#### [Aim of the task]
Your task is to transcribe all of the records exactly and leave out the pictures.

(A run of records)
────────────────────────────────────────
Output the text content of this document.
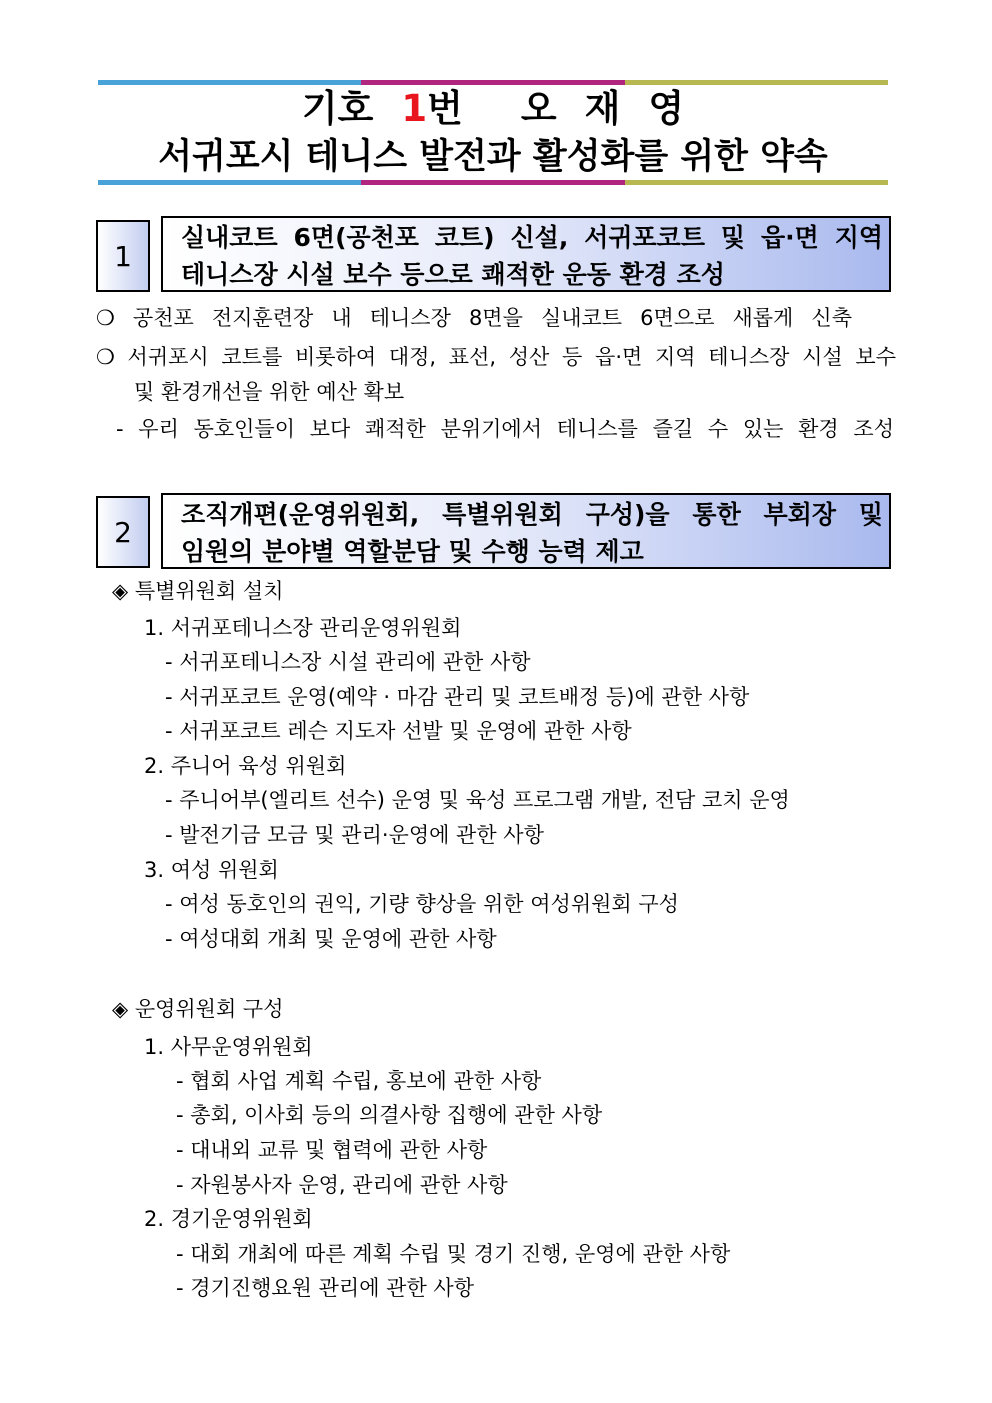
기호 1번 오 재 영
서귀포시 테니스 발전과 활성화를 위한 약속
1
실내코트 6면(공천포 코트) 신설, 서귀포코트 및 읍·면 지역
테니스장 시설 보수 등으로 쾌적한 운동 환경 조성
❍ 공천포 전지훈련장 내 테니스장 8면을 실내코트 6면으로 새롭게 신축
❍ 서귀포시 코트를 비롯하여 대정, 표선, 성산 등 읍·면 지역 테니스장 시설 보수
및 환경개선을 위한 예산 확보
- 우리 동호인들이 보다 쾌적한 분위기에서 테니스를 즐길 수 있는 환경 조성
2
조직개편(운영위원회, 특별위원회 구성)을 통한 부회장 및
임원의 분야별 역할분담 및 수행 능력 제고
◈ 특별위원회 설치
1. 서귀포테니스장 관리운영위원회
- 서귀포테니스장 시설 관리에 관한 사항
- 서귀포코트 운영(예약 · 마감 관리 및 코트배정 등)에 관한 사항
- 서귀포코트 레슨 지도자 선발 및 운영에 관한 사항
2. 주니어 육성 위원회
- 주니어부(엘리트 선수) 운영 및 육성 프로그램 개발, 전담 코치 운영
- 발전기금 모금 및 관리·운영에 관한 사항
3. 여성 위원회
- 여성 동호인의 권익, 기량 향상을 위한 여성위원회 구성
- 여성대회 개최 및 운영에 관한 사항
◈ 운영위원회 구성
1. 사무운영위원회
- 협회 사업 계획 수립, 홍보에 관한 사항
- 총회, 이사회 등의 의결사항 집행에 관한 사항
- 대내외 교류 및 협력에 관한 사항
- 자원봉사자 운영, 관리에 관한 사항
2. 경기운영위원회
- 대회 개최에 따른 계획 수립 및 경기 진행, 운영에 관한 사항
- 경기진행요원 관리에 관한 사항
────────────────────────────────────────
#### [Worked solution]
Output the text content of this document.
기호 1번 오 재 영
서귀포시 테니스 발전과 활성화를 위한 약속
1
실내코트 6면(공천포 코트) 신설, 서귀포코트 및 읍·면 지역
테니스장 시설 보수 등으로 쾌적한 운동 환경 조성
❍ 공천포 전지훈련장 내 테니스장 8면을 실내코트 6면으로 새롭게 신축
❍ 서귀포시 코트를 비롯하여 대정, 표선, 성산 등 읍·면 지역 테니스장 시설 보수
및 환경개선을 위한 예산 확보
- 우리 동호인들이 보다 쾌적한 분위기에서 테니스를 즐길 수 있는 환경 조성
2
조직개편(운영위원회, 특별위원회 구성)을 통한 부회장 및
임원의 분야별 역할분담 및 수행 능력 제고
◈ 특별위원회 설치
1. 서귀포테니스장 관리운영위원회
- 서귀포테니스장 시설 관리에 관한 사항
- 서귀포코트 운영(예약 · 마감 관리 및 코트배정 등)에 관한 사항
- 서귀포코트 레슨 지도자 선발 및 운영에 관한 사항
2. 주니어 육성 위원회
- 주니어부(엘리트 선수) 운영 및 육성 프로그램 개발, 전담 코치 운영
- 발전기금 모금 및 관리·운영에 관한 사항
3. 여성 위원회
- 여성 동호인의 권익, 기량 향상을 위한 여성위원회 구성
- 여성대회 개최 및 운영에 관한 사항
◈ 운영위원회 구성
1. 사무운영위원회
- 협회 사업 계획 수립, 홍보에 관한 사항
- 총회, 이사회 등의 의결사항 집행에 관한 사항
- 대내외 교류 및 협력에 관한 사항
- 자원봉사자 운영, 관리에 관한 사항
2. 경기운영위원회
- 대회 개최에 따른 계획 수립 및 경기 진행, 운영에 관한 사항
- 경기진행요원 관리에 관한 사항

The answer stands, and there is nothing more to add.